§ WORK INSTRUCTIONS
Copy out all of the material exactly.

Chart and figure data

▼▼▼

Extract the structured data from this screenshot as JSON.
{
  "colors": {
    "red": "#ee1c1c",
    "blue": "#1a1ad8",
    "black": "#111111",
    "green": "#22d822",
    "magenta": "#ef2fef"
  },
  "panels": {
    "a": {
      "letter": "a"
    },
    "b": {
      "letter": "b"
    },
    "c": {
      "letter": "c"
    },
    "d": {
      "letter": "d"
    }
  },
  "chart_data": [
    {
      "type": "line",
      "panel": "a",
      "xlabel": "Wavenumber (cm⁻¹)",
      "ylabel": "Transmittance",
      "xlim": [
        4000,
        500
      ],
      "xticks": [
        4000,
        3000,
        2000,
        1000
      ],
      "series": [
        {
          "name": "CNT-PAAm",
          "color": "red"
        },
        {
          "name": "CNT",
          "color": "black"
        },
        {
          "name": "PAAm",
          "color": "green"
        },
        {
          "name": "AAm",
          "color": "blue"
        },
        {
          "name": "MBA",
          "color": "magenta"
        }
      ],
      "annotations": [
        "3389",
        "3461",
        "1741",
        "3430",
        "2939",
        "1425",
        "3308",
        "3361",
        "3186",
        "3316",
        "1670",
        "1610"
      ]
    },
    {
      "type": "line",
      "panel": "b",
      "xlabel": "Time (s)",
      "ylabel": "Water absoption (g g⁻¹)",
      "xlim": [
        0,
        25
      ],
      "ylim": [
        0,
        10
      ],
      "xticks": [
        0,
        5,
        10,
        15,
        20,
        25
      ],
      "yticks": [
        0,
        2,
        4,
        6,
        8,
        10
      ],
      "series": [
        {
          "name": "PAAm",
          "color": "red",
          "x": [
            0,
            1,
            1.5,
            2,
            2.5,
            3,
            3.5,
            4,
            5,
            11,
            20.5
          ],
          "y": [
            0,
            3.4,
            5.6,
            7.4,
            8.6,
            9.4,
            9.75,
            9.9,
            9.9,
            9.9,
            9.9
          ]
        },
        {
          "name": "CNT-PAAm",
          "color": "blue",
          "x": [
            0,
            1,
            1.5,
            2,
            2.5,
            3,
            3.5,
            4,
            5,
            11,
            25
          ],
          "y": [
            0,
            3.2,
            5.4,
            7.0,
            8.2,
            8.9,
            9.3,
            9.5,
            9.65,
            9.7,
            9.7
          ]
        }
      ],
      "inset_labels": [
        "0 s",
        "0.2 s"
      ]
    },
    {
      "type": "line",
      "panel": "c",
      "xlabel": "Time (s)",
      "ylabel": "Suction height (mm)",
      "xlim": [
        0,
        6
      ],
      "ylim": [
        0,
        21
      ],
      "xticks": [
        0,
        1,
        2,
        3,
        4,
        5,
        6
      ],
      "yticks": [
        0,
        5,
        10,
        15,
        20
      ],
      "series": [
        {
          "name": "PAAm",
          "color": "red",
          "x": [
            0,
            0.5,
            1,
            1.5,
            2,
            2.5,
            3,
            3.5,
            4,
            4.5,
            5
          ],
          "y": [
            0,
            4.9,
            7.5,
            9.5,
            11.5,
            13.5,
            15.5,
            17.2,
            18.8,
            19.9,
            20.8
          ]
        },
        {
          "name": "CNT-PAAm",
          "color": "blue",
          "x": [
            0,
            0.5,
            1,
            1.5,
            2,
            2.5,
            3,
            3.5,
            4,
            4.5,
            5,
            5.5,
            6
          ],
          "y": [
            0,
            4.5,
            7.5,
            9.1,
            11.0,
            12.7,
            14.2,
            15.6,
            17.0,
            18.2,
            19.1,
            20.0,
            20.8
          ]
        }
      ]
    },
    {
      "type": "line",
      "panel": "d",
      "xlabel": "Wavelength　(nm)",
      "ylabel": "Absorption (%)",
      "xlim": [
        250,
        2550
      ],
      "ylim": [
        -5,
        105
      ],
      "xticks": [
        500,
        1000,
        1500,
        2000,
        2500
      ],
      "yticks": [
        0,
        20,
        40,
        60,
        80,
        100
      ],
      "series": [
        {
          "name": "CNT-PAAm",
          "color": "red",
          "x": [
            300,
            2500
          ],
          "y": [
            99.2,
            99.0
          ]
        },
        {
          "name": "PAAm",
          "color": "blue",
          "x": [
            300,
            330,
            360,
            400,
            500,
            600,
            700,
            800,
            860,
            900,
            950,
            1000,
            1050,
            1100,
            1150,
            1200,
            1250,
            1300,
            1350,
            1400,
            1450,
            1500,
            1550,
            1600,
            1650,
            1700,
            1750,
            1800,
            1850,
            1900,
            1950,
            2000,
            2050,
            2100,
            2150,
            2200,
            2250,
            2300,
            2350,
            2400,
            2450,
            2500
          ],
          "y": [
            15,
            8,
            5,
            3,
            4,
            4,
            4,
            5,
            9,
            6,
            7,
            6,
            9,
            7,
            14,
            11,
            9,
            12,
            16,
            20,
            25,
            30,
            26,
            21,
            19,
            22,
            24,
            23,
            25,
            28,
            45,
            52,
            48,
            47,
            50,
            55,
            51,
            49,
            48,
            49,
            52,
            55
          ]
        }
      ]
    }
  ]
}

▲▲▲

§ WRITTEN SOLUTION
Extract the structured data from this screenshot as JSON.
{
  "colors": {
    "red": "#ee1c1c",
    "blue": "#1a1ad8",
    "black": "#111111",
    "green": "#22d822",
    "magenta": "#ef2fef"
  },
  "panels": {
    "a": {
      "letter": "a"
    },
    "b": {
      "letter": "b"
    },
    "c": {
      "letter": "c"
    },
    "d": {
      "letter": "d"
    }
  },
  "chart_data": [
    {
      "type": "line",
      "panel": "a",
      "xlabel": "Wavenumber (cm⁻¹)",
      "ylabel": "Transmittance",
      "xlim": [
        4000,
        500
      ],
      "xticks": [
        4000,
        3000,
        2000,
        1000
      ],
      "series": [
        {
          "name": "CNT-PAAm",
          "color": "red"
        },
        {
          "name": "CNT",
          "color": "black"
        },
        {
          "name": "PAAm",
          "color": "green"
        },
        {
          "name": "AAm",
          "color": "blue"
        },
        {
          "name": "MBA",
          "color": "magenta"
        }
      ],
      "annotations": [
        "3389",
        "3461",
        "1741",
        "3430",
        "2939",
        "1425",
        "3308",
        "3361",
        "3186",
        "3316",
        "1670",
        "1610"
      ]
    },
    {
      "type": "line",
      "panel": "b",
      "xlabel": "Time (s)",
      "ylabel": "Water absoption (g g⁻¹)",
      "xlim": [
        0,
        25
      ],
      "ylim": [
        0,
        10
      ],
      "xticks": [
        0,
        5,
        10,
        15,
        20,
        25
      ],
      "yticks": [
        0,
        2,
        4,
        6,
        8,
        10
      ],
      "series": [
        {
          "name": "PAAm",
          "color": "red",
          "x": [
            0,
            1,
            1.5,
            2,
            2.5,
            3,
            3.5,
            4,
            5,
            11,
            20.5
          ],
          "y": [
            0,
            3.4,
            5.6,
            7.4,
            8.6,
            9.4,
            9.75,
            9.9,
            9.9,
            9.9,
            9.9
          ]
        },
        {
          "name": "CNT-PAAm",
          "color": "blue",
          "x": [
            0,
            1,
            1.5,
            2,
            2.5,
            3,
            3.5,
            4,
            5,
            11,
            25
          ],
          "y": [
            0,
            3.2,
            5.4,
            7.0,
            8.2,
            8.9,
            9.3,
            9.5,
            9.65,
            9.7,
            9.7
          ]
        }
      ],
      "inset_labels": [
        "0 s",
        "0.2 s"
      ]
    },
    {
      "type": "line",
      "panel": "c",
      "xlabel": "Time (s)",
      "ylabel": "Suction height (mm)",
      "xlim": [
        0,
        6
      ],
      "ylim": [
        0,
        21
      ],
      "xticks": [
        0,
        1,
        2,
        3,
        4,
        5,
        6
      ],
      "yticks": [
        0,
        5,
        10,
        15,
        20
      ],
      "series": [
        {
          "name": "PAAm",
          "color": "red",
          "x": [
            0,
            0.5,
            1,
            1.5,
            2,
            2.5,
            3,
            3.5,
            4,
            4.5,
            5
          ],
          "y": [
            0,
            4.9,
            7.5,
            9.5,
            11.5,
            13.5,
            15.5,
            17.2,
            18.8,
            19.9,
            20.8
          ]
        },
        {
          "name": "CNT-PAAm",
          "color": "blue",
          "x": [
            0,
            0.5,
            1,
            1.5,
            2,
            2.5,
            3,
            3.5,
            4,
            4.5,
            5,
            5.5,
            6
          ],
          "y": [
            0,
            4.5,
            7.5,
            9.1,
            11.0,
            12.7,
            14.2,
            15.6,
            17.0,
            18.2,
            19.1,
            20.0,
            20.8
          ]
        }
      ]
    },
    {
      "type": "line",
      "panel": "d",
      "xlabel": "Wavelength　(nm)",
      "ylabel": "Absorption (%)",
      "xlim": [
        250,
        2550
      ],
      "ylim": [
        -5,
        105
      ],
      "xticks": [
        500,
        1000,
        1500,
        2000,
        2500
      ],
      "yticks": [
        0,
        20,
        40,
        60,
        80,
        100
      ],
      "series": [
        {
          "name": "CNT-PAAm",
          "color": "red",
          "x": [
            300,
            2500
          ],
          "y": [
            99.2,
            99.0
          ]
        },
        {
          "name": "PAAm",
          "color": "blue",
          "x": [
            300,
            330,
            360,
            400,
            500,
            600,
            700,
            800,
            860,
            900,
            950,
            1000,
            1050,
            1100,
            1150,
            1200,
            1250,
            1300,
            1350,
            1400,
            1450,
            1500,
            1550,
            1600,
            1650,
            1700,
            1750,
            1800,
            1850,
            1900,
            1950,
            2000,
            2050,
            2100,
            2150,
            2200,
            2250,
            2300,
            2350,
            2400,
            2450,
            2500
          ],
          "y": [
            15,
            8,
            5,
            3,
            4,
            4,
            4,
            5,
            9,
            6,
            7,
            6,
            9,
            7,
            14,
            11,
            9,
            12,
            16,
            20,
            25,
            30,
            26,
            21,
            19,
            22,
            24,
            23,
            25,
            28,
            45,
            52,
            48,
            47,
            50,
            55,
            51,
            49,
            48,
            49,
            52,
            55
          ]
        }
      ]
    }
  ]
}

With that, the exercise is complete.